→ **Brief**: Quote the records that follow in full, leaving the pictures out.

→ **Dataset extract**:
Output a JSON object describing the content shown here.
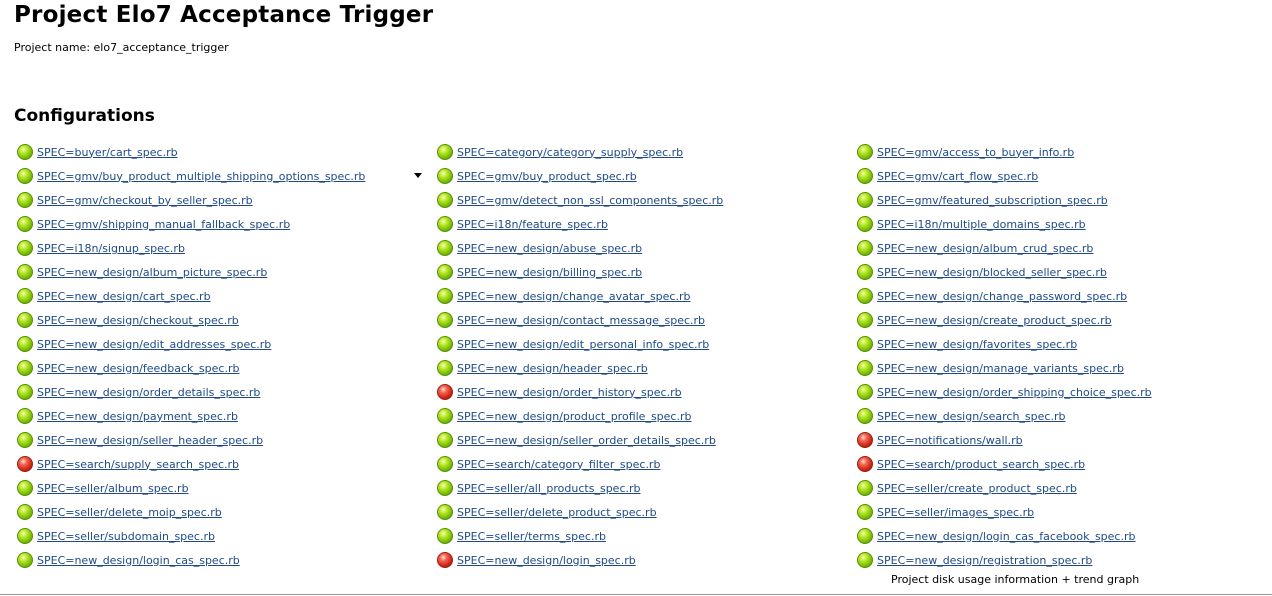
{
  "page": {
    "title": "Project Elo7 Acceptance Trigger",
    "project_name_text": "Project name: elo7_acceptance_trigger"
  },
  "configurations": {
    "title": "Configurations",
    "columns": [
      [
        {
          "label": "SPEC=buyer/cart_spec.rb",
          "status": "blue"
        },
        {
          "label": "SPEC=gmv/buy_product_multiple_shipping_options_spec.rb",
          "status": "blue"
        },
        {
          "label": "SPEC=gmv/checkout_by_seller_spec.rb",
          "status": "blue"
        },
        {
          "label": "SPEC=gmv/shipping_manual_fallback_spec.rb",
          "status": "blue"
        },
        {
          "label": "SPEC=i18n/signup_spec.rb",
          "status": "blue"
        },
        {
          "label": "SPEC=new_design/album_picture_spec.rb",
          "status": "blue"
        },
        {
          "label": "SPEC=new_design/cart_spec.rb",
          "status": "blue"
        },
        {
          "label": "SPEC=new_design/checkout_spec.rb",
          "status": "blue"
        },
        {
          "label": "SPEC=new_design/edit_addresses_spec.rb",
          "status": "blue"
        },
        {
          "label": "SPEC=new_design/feedback_spec.rb",
          "status": "blue"
        },
        {
          "label": "SPEC=new_design/order_details_spec.rb",
          "status": "blue"
        },
        {
          "label": "SPEC=new_design/payment_spec.rb",
          "status": "blue"
        },
        {
          "label": "SPEC=new_design/seller_header_spec.rb",
          "status": "blue"
        },
        {
          "label": "SPEC=search/supply_search_spec.rb",
          "status": "red"
        },
        {
          "label": "SPEC=seller/album_spec.rb",
          "status": "blue"
        },
        {
          "label": "SPEC=seller/delete_moip_spec.rb",
          "status": "blue"
        },
        {
          "label": "SPEC=seller/subdomain_spec.rb",
          "status": "blue"
        },
        {
          "label": "SPEC=new_design/login_cas_spec.rb",
          "status": "blue"
        }
      ],
      [
        {
          "label": "SPEC=category/category_supply_spec.rb",
          "status": "blue"
        },
        {
          "label": "SPEC=gmv/buy_product_spec.rb",
          "status": "blue"
        },
        {
          "label": "SPEC=gmv/detect_non_ssl_components_spec.rb",
          "status": "blue"
        },
        {
          "label": "SPEC=i18n/feature_spec.rb",
          "status": "blue"
        },
        {
          "label": "SPEC=new_design/abuse_spec.rb",
          "status": "blue"
        },
        {
          "label": "SPEC=new_design/billing_spec.rb",
          "status": "blue"
        },
        {
          "label": "SPEC=new_design/change_avatar_spec.rb",
          "status": "blue"
        },
        {
          "label": "SPEC=new_design/contact_message_spec.rb",
          "status": "blue"
        },
        {
          "label": "SPEC=new_design/edit_personal_info_spec.rb",
          "status": "blue"
        },
        {
          "label": "SPEC=new_design/header_spec.rb",
          "status": "blue"
        },
        {
          "label": "SPEC=new_design/order_history_spec.rb",
          "status": "red"
        },
        {
          "label": "SPEC=new_design/product_profile_spec.rb",
          "status": "blue"
        },
        {
          "label": "SPEC=new_design/seller_order_details_spec.rb",
          "status": "blue"
        },
        {
          "label": "SPEC=search/category_filter_spec.rb",
          "status": "blue"
        },
        {
          "label": "SPEC=seller/all_products_spec.rb",
          "status": "blue"
        },
        {
          "label": "SPEC=seller/delete_product_spec.rb",
          "status": "blue"
        },
        {
          "label": "SPEC=seller/terms_spec.rb",
          "status": "blue"
        },
        {
          "label": "SPEC=new_design/login_spec.rb",
          "status": "red"
        }
      ],
      [
        {
          "label": "SPEC=gmv/access_to_buyer_info.rb",
          "status": "blue"
        },
        {
          "label": "SPEC=gmv/cart_flow_spec.rb",
          "status": "blue"
        },
        {
          "label": "SPEC=gmv/featured_subscription_spec.rb",
          "status": "blue"
        },
        {
          "label": "SPEC=i18n/multiple_domains_spec.rb",
          "status": "blue"
        },
        {
          "label": "SPEC=new_design/album_crud_spec.rb",
          "status": "blue"
        },
        {
          "label": "SPEC=new_design/blocked_seller_spec.rb",
          "status": "blue"
        },
        {
          "label": "SPEC=new_design/change_password_spec.rb",
          "status": "blue"
        },
        {
          "label": "SPEC=new_design/create_product_spec.rb",
          "status": "blue"
        },
        {
          "label": "SPEC=new_design/favorites_spec.rb",
          "status": "blue"
        },
        {
          "label": "SPEC=new_design/manage_variants_spec.rb",
          "status": "blue"
        },
        {
          "label": "SPEC=new_design/order_shipping_choice_spec.rb",
          "status": "blue"
        },
        {
          "label": "SPEC=new_design/search_spec.rb",
          "status": "blue"
        },
        {
          "label": "SPEC=notifications/wall.rb",
          "status": "red"
        },
        {
          "label": "SPEC=search/product_search_spec.rb",
          "status": "red"
        },
        {
          "label": "SPEC=seller/create_product_spec.rb",
          "status": "blue"
        },
        {
          "label": "SPEC=seller/images_spec.rb",
          "status": "blue"
        },
        {
          "label": "SPEC=new_design/login_cas_facebook_spec.rb",
          "status": "blue"
        },
        {
          "label": "SPEC=new_design/registration_spec.rb",
          "status": "blue"
        }
      ]
    ]
  },
  "footer": {
    "disk_usage_text": "Project disk usage information + trend graph"
  }
}
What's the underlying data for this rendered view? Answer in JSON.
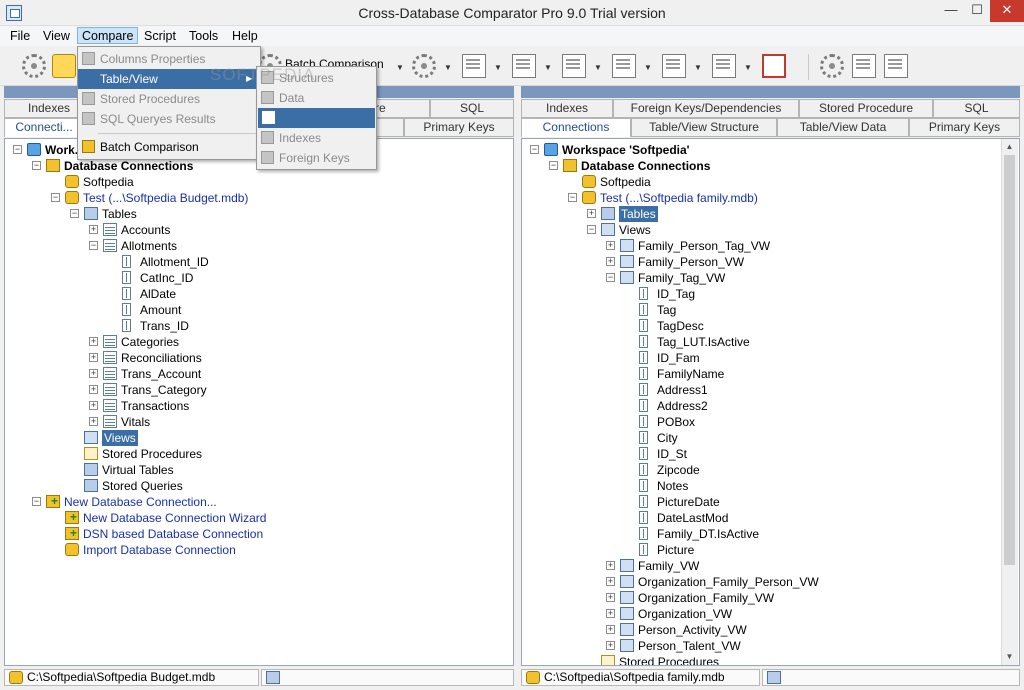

→ **Task solution**:
Output a JSON object describing the content shown here.
{
  "page": {
    "title": "Project Elo7 Acceptance Trigger",
    "project_name_text": "Project name: elo7_acceptance_trigger"
  },
  "configurations": {
    "title": "Configurations",
    "columns": [
      [
        {
          "label": "SPEC=buyer/cart_spec.rb",
          "status": "blue"
        },
        {
          "label": "SPEC=gmv/buy_product_multiple_shipping_options_spec.rb",
          "status": "blue"
        },
        {
          "label": "SPEC=gmv/checkout_by_seller_spec.rb",
          "status": "blue"
        },
        {
          "label": "SPEC=gmv/shipping_manual_fallback_spec.rb",
          "status": "blue"
        },
        {
          "label": "SPEC=i18n/signup_spec.rb",
          "status": "blue"
        },
        {
          "label": "SPEC=new_design/album_picture_spec.rb",
          "status": "blue"
        },
        {
          "label": "SPEC=new_design/cart_spec.rb",
          "status": "blue"
        },
        {
          "label": "SPEC=new_design/checkout_spec.rb",
          "status": "blue"
        },
        {
          "label": "SPEC=new_design/edit_addresses_spec.rb",
          "status": "blue"
        },
        {
          "label": "SPEC=new_design/feedback_spec.rb",
          "status": "blue"
        },
        {
          "label": "SPEC=new_design/order_details_spec.rb",
          "status": "blue"
        },
        {
          "label": "SPEC=new_design/payment_spec.rb",
          "status": "blue"
        },
        {
          "label": "SPEC=new_design/seller_header_spec.rb",
          "status": "blue"
        },
        {
          "label": "SPEC=search/supply_search_spec.rb",
          "status": "red"
        },
        {
          "label": "SPEC=seller/album_spec.rb",
          "status": "blue"
        },
        {
          "label": "SPEC=seller/delete_moip_spec.rb",
          "status": "blue"
        },
        {
          "label": "SPEC=seller/subdomain_spec.rb",
          "status": "blue"
        },
        {
          "label": "SPEC=new_design/login_cas_spec.rb",
          "status": "blue"
        }
      ],
      [
        {
          "label": "SPEC=category/category_supply_spec.rb",
          "status": "blue"
        },
        {
          "label": "SPEC=gmv/buy_product_spec.rb",
          "status": "blue"
        },
        {
          "label": "SPEC=gmv/detect_non_ssl_components_spec.rb",
          "status": "blue"
        },
        {
          "label": "SPEC=i18n/feature_spec.rb",
          "status": "blue"
        },
        {
          "label": "SPEC=new_design/abuse_spec.rb",
          "status": "blue"
        },
        {
          "label": "SPEC=new_design/billing_spec.rb",
          "status": "blue"
        },
        {
          "label": "SPEC=new_design/change_avatar_spec.rb",
          "status": "blue"
        },
        {
          "label": "SPEC=new_design/contact_message_spec.rb",
          "status": "blue"
        },
        {
          "label": "SPEC=new_design/edit_personal_info_spec.rb",
          "status": "blue"
        },
        {
          "label": "SPEC=new_design/header_spec.rb",
          "status": "blue"
        },
        {
          "label": "SPEC=new_design/order_history_spec.rb",
          "status": "red"
        },
        {
          "label": "SPEC=new_design/product_profile_spec.rb",
          "status": "blue"
        },
        {
          "label": "SPEC=new_design/seller_order_details_spec.rb",
          "status": "blue"
        },
        {
          "label": "SPEC=search/category_filter_spec.rb",
          "status": "blue"
        },
        {
          "label": "SPEC=seller/all_products_spec.rb",
          "status": "blue"
        },
        {
          "label": "SPEC=seller/delete_product_spec.rb",
          "status": "blue"
        },
        {
          "label": "SPEC=seller/terms_spec.rb",
          "status": "blue"
        },
        {
          "label": "SPEC=new_design/login_spec.rb",
          "status": "red"
        }
      ],
      [
        {
          "label": "SPEC=gmv/access_to_buyer_info.rb",
          "status": "blue"
        },
        {
          "label": "SPEC=gmv/cart_flow_spec.rb",
          "status": "blue"
        },
        {
          "label": "SPEC=gmv/featured_subscription_spec.rb",
          "status": "blue"
        },
        {
          "label": "SPEC=i18n/multiple_domains_spec.rb",
          "status": "blue"
        },
        {
          "label": "SPEC=new_design/album_crud_spec.rb",
          "status": "blue"
        },
        {
          "label": "SPEC=new_design/blocked_seller_spec.rb",
          "status": "blue"
        },
        {
          "label": "SPEC=new_design/change_password_spec.rb",
          "status": "blue"
        },
        {
          "label": "SPEC=new_design/create_product_spec.rb",
          "status": "blue"
        },
        {
          "label": "SPEC=new_design/favorites_spec.rb",
          "status": "blue"
        },
        {
          "label": "SPEC=new_design/manage_variants_spec.rb",
          "status": "blue"
        },
        {
          "label": "SPEC=new_design/order_shipping_choice_spec.rb",
          "status": "blue"
        },
        {
          "label": "SPEC=new_design/search_spec.rb",
          "status": "blue"
        },
        {
          "label": "SPEC=notifications/wall.rb",
          "status": "red"
        },
        {
          "label": "SPEC=search/product_search_spec.rb",
          "status": "red"
        },
        {
          "label": "SPEC=seller/create_product_spec.rb",
          "status": "blue"
        },
        {
          "label": "SPEC=seller/images_spec.rb",
          "status": "blue"
        },
        {
          "label": "SPEC=new_design/login_cas_facebook_spec.rb",
          "status": "blue"
        },
        {
          "label": "SPEC=new_design/registration_spec.rb",
          "status": "blue"
        }
      ]
    ]
  },
  "footer": {
    "disk_usage_text": "Project disk usage information + trend graph"
  }
}
What's the underlying data for this rendered view? Answer in JSON.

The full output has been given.